Exercise A
In the mailing-list thread about splitting long sentences, can you reproduce the part that opens with the words containing "Posted to users@opennlp.apache.org" and closes with "document themes.", changing "clauses" to "segments"?
Exercise B
In the mailing-list thread about splitting long sentences, what application is the original poster building?
Exercise C
Can you write the next reply in the mailing-list thread about splitting long sentences, continuing on from its last line?

Text to read
* * * * * * * * *
You are viewing a plain text version of this content. The canonical link for it is here.
Posted to users@opennlp.apache.org by Lance Norskog <go...@gmail.com> on 2012/05/23 05:29:07 UTC

Finding large parts of large sentences

I would like to take a long sentence, let's say 30 words, and find
clauses maybe 10-20 words long that are somewhat self-contained blocks
of text; complete sentences or nearly. These clauses can be
overlapping. What is a good way to use OpenNLP's tools?

The application is for document summarization via LSA. This technique
needs to operate on coherent statements rather than very long
sentences. Some of my test data is riddled with 30-50-word sentences,
and they have overlapping clauses which are coherent statements of the
document themes.

-- 
Lance Norskog
goksron@gmail.com

Re: Finding large parts of large sentences

Posted by Jason Baldridge <ja...@gmail.com>.
What you want is an elementary discourse unit detector. Here's an example
paper that does this:

aclweb.org/anthology-new/N/N03/N03-1030.pdf

You could indeed do something like a sentence detector for this -- it's
just that it is less obvious where you need to make decisions.

Jason

On Fri, May 25, 2012 at 7:09 PM, Lance Norskog <go...@gmail.com> wrote:

> Right. I was thinking the Chunker against chunked text. Meta-chunking
> :) The chunker is designed for a small vocabulary while NER is
> designed for a large vocabulary. The Chunker is really slow,
> meta-chunking I'm sure slower. Maybe the sentence parser?
>
> The application does not have to be all that correct. If the tree
> parse (A(B(C),D) where these are clauses in order, CD would be fine.
> Overlapping sub-sentences is the goal.
>
> On Wed, May 23, 2012 at 12:04 AM, Svetoslav Marinov
> <sv...@findwise.com> wrote:
> > Take the longest NP chunks? There are NP chunker models for English.
> > The results from the English NP chunker are quite granular so maybe the
> > length (about 30 words) should steer this.
> >
> > Alternatively, you can use the parser and get the longest Nps there as
> > well which are children of a VP. Maybe also start with the very basic NP
> > VP NP construction from the parse tree. This should, hopefully, give
> > meaningful clauses.
> >
> > And then, probably a weird idea is to mimic a NER system. Just use the
> > input from a POS tagger in connection with a RegEx NER finder. Your regex
> > will work on POS sequences (e.g. DT JJ* NP).
> >
> > Hope this helps.
* * * * * * * * *
Dataset extract
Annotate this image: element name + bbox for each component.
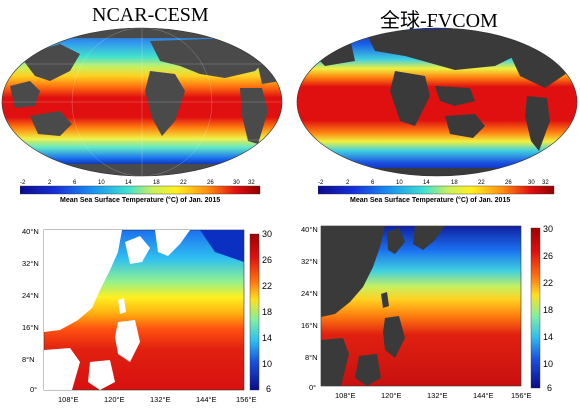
* * * * * * * * *
Reply A
Posted to users@opennlp.apache.org by Lance Norskog <go...@gmail.com> on 2012/05/23 05:29:07 UTC

Finding large parts of large sentences

I would like to take a long sentence, let's say 30 words, and find
segments maybe 10-20 words long that are somewhat self-contained blocks
of text; complete sentences or nearly. These segments can be
overlapping. What is a good way to use OpenNLP's tools?

The application is for document summarization via LSA. This technique
needs to operate on coherent statements rather than very long
sentences. Some of my test data is riddled with 30-50-word sentences,
and they have overlapping segments which are coherent statements of the
document themes.

Reply B
Document summarization via LSA.

Reply C
> >
> > Best,
> >
> > Svetoslav
> >
> >
> > On 2012-05-23 05:29, "Lance Norskog" <go...@gmail.com> wrote:
> >
> >>I would like to take a long sentence, let's say 30 words, and find
> >>clauses maybe 10-20 words long that are somewhat self-contained blocks
> >>of text; complete sentences or nearly. These clauses can be
> >>overlapping. What is a good way to use OpenNLP's tools?
> >>
> >>The application is for document summarization via LSA. This technique
> >>needs to operate on coherent statements rather than very long
> >>sentences. Some of my test data is riddled with 30-50-word sentences,
> >>and they have overlapping clauses which are coherent statements of the
> >>document themes.
> >>
> >>--
> >>Lance Norskog
> >>goksron@gmail.com
> >>
> >
> >
>
>
>
> --
> Lance Norskog
> goksron@gmail.com
>



-- 
Jason Baldridge
Associate Professor, Department of Linguistics
The University of Texas at Austin
http://www.jasonbaldridge.com
http://twitter.com/jasonbaldridge

Re: Finding large parts of large sentences

Posted by Lance Norskog <go...@gmail.com>.
Right. I was thinking the Chunker against chunked text. Meta-chunking
:) The chunker is designed for a small vocabulary while NER is
designed for a large vocabulary. The Chunker is really slow,
meta-chunking I'm sure slower. Maybe the sentence parser?

The application does not have to be all that correct. If the tree
parse (A(B(C),D) where these are clauses in order, CD would be fine.
Overlapping sub-sentences is the goal.

On Wed, May 23, 2012 at 12:04 AM, Svetoslav Marinov
<sv...@findwise.com> wrote:
> Take the longest NP chunks? There are NP chunker models for English.
> The results from the English NP chunker are quite granular so maybe the
> length (about 30 words) should steer this.
>
> Alternatively, you can use the parser and get the longest Nps there as
> well which are children of a VP. Maybe also start with the very basic NP
> VP NP construction from the parse tree. This should, hopefully, give
> meaningful clauses.
>
> And then, probably a weird idea is to mimic a NER system. Just use the
> input from a POS tagger in connection with a RegEx NER finder. Your regex
> will work on POS sequences (e.g. DT JJ* NP).
>
> Hope this helps.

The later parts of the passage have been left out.